## WHAT YOU SHOULD DO
Copy out every line in which the string "Restricted" occurs.

## DATA TO PROCESS
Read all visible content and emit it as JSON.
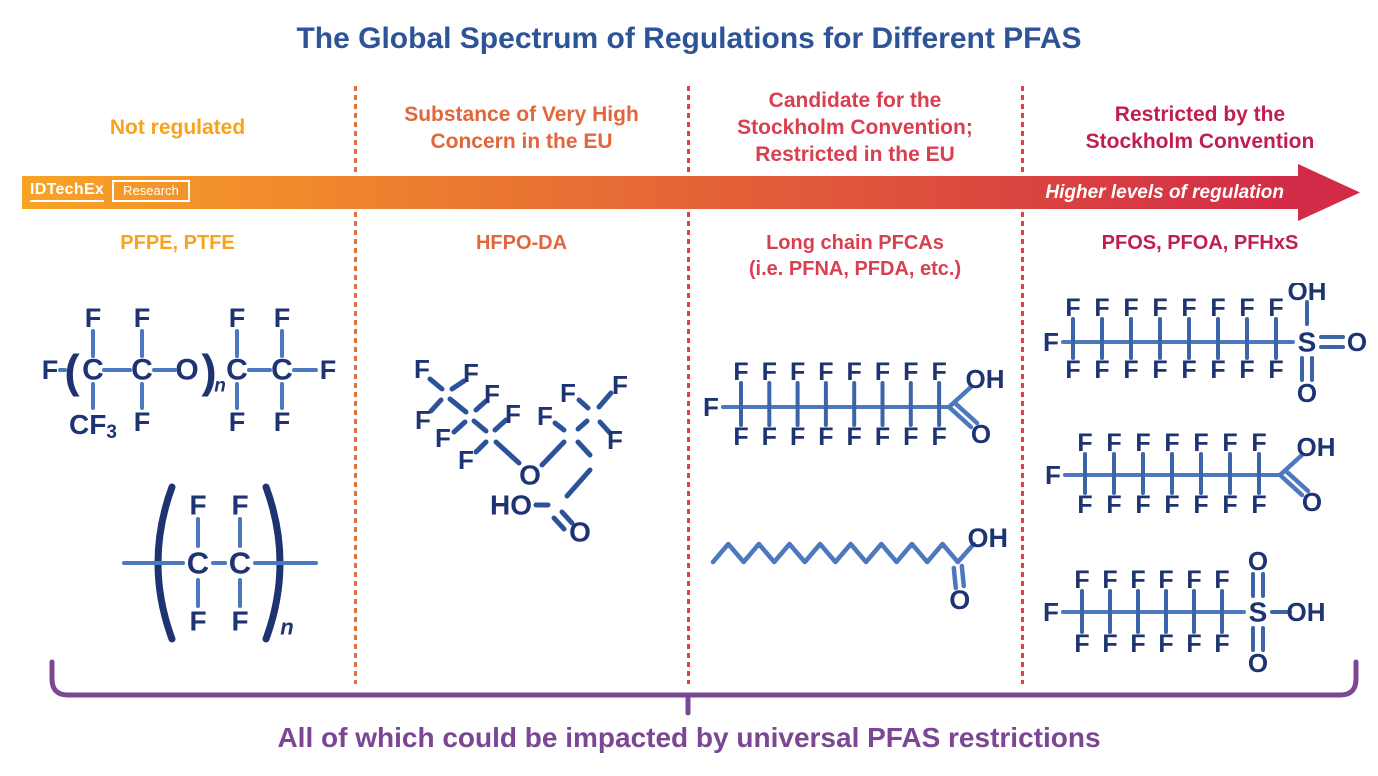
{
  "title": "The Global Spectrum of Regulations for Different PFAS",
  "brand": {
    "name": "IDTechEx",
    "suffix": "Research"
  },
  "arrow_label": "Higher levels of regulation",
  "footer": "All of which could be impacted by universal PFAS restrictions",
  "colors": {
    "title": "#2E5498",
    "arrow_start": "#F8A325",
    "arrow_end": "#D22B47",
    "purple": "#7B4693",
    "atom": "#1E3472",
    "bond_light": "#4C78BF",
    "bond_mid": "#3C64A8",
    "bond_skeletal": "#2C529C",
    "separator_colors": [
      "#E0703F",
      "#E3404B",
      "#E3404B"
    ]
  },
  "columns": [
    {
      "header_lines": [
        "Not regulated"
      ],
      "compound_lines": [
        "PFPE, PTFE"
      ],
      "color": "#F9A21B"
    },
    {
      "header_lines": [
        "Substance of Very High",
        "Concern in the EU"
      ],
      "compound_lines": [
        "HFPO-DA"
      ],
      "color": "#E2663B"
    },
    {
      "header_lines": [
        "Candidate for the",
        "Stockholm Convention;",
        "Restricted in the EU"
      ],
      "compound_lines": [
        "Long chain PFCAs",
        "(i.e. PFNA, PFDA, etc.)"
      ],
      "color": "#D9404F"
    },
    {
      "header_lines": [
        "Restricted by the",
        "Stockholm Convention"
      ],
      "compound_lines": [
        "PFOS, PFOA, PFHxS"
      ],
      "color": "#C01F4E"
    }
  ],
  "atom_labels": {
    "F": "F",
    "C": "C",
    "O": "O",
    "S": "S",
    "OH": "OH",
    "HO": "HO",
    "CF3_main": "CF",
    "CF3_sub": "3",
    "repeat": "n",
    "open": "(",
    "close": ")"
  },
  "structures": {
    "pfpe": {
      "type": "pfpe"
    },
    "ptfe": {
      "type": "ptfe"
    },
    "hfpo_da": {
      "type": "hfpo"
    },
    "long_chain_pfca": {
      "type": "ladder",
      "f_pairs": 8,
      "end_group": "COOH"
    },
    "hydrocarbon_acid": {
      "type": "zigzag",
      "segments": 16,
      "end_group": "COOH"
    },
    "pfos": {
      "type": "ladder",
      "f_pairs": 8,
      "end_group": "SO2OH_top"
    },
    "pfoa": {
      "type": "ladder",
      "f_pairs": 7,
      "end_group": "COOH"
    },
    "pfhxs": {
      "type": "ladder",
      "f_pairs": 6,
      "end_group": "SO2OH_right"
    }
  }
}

## OUTPUT FOR THIS EXERCISE
        "Restricted in the EU"
        "Restricted by the",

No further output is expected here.